[Opening Document extract section]

Jovane Eduardo Borges Cabral (born 14 June 1998) is a Cape Verdean professional footballer who plays as a winger for Primeira Liga club Sporting CP and the Cape Verde national team.

Club career
Born in Assomada, Sotavento Islands, Cabral joined Sporting CP's youth academy at the age of 16 from Grémio Nhagar. On 20 August 2016 he made his senior debut with the reserve side, coming on as a 61st-minute substitute in a 2–4 home loss against Fafe in the LigaPro. His first goal in the competition came on 19 March 2017, netting through a free kick in a 2–1 away victory over Leixões. Still that year, he helped the juniors win the national championship.

Cabral was called by first-team manager Jorge Jesus for the 2017 pre-season, but eventually returned to the B team. He made his competitive debut for the former on 12 October, replacing Mattheus Oliveira for the final 12 minutes of the 4–2 victory at Oleiros in the third round of the Taça de Portugal.

[Closing Document extract section]
[Opening Records provided section]

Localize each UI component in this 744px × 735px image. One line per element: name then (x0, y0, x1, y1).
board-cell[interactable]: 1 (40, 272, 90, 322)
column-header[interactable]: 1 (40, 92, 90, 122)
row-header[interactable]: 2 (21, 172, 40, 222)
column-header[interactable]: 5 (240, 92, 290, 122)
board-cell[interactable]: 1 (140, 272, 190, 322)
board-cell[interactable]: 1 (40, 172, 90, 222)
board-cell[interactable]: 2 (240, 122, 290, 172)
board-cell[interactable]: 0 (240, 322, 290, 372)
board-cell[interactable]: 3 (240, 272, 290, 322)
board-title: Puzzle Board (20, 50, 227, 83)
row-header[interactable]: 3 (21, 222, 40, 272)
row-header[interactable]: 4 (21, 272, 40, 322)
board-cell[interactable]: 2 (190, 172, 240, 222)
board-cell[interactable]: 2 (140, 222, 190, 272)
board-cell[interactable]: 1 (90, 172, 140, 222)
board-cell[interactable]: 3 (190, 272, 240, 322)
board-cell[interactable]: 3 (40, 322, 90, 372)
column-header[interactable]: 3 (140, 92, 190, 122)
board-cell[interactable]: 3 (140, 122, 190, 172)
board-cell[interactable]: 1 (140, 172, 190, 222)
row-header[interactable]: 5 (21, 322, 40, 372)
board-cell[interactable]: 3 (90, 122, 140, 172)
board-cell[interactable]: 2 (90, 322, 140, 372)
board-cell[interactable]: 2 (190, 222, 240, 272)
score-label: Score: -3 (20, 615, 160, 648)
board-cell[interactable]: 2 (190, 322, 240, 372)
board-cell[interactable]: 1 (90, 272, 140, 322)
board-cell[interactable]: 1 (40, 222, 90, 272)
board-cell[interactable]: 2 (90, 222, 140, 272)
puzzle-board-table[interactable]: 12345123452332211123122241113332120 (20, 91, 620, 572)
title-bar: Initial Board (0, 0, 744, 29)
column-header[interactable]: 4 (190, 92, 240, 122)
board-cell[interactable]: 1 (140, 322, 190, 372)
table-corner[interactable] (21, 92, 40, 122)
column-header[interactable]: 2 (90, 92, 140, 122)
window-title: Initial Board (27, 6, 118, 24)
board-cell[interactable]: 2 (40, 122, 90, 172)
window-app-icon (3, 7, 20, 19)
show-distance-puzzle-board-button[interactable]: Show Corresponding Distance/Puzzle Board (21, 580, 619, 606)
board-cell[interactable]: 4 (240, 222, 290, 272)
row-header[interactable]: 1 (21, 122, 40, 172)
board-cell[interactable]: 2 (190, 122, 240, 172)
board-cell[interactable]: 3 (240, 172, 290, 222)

[Closing Records provided section]

▶ [Apply what you read]:
1 - Using the profile of Jovane Cabral, explain how he entered the match in which he made his competitive debut for Sporting CP's first team.
2 - According to the profile of Jovane Cabral, which club did he come from when he joined Sporting CP's youth academy?

▶ [Results by task]:
1 - He came on as a substitute, replacing Mattheus Oliveira for the final 12 minutes. The match was a 4–2 victory at Oleiros on 12 October in the third round of the Taça de Portugal.

2 - Grémio Nhagar.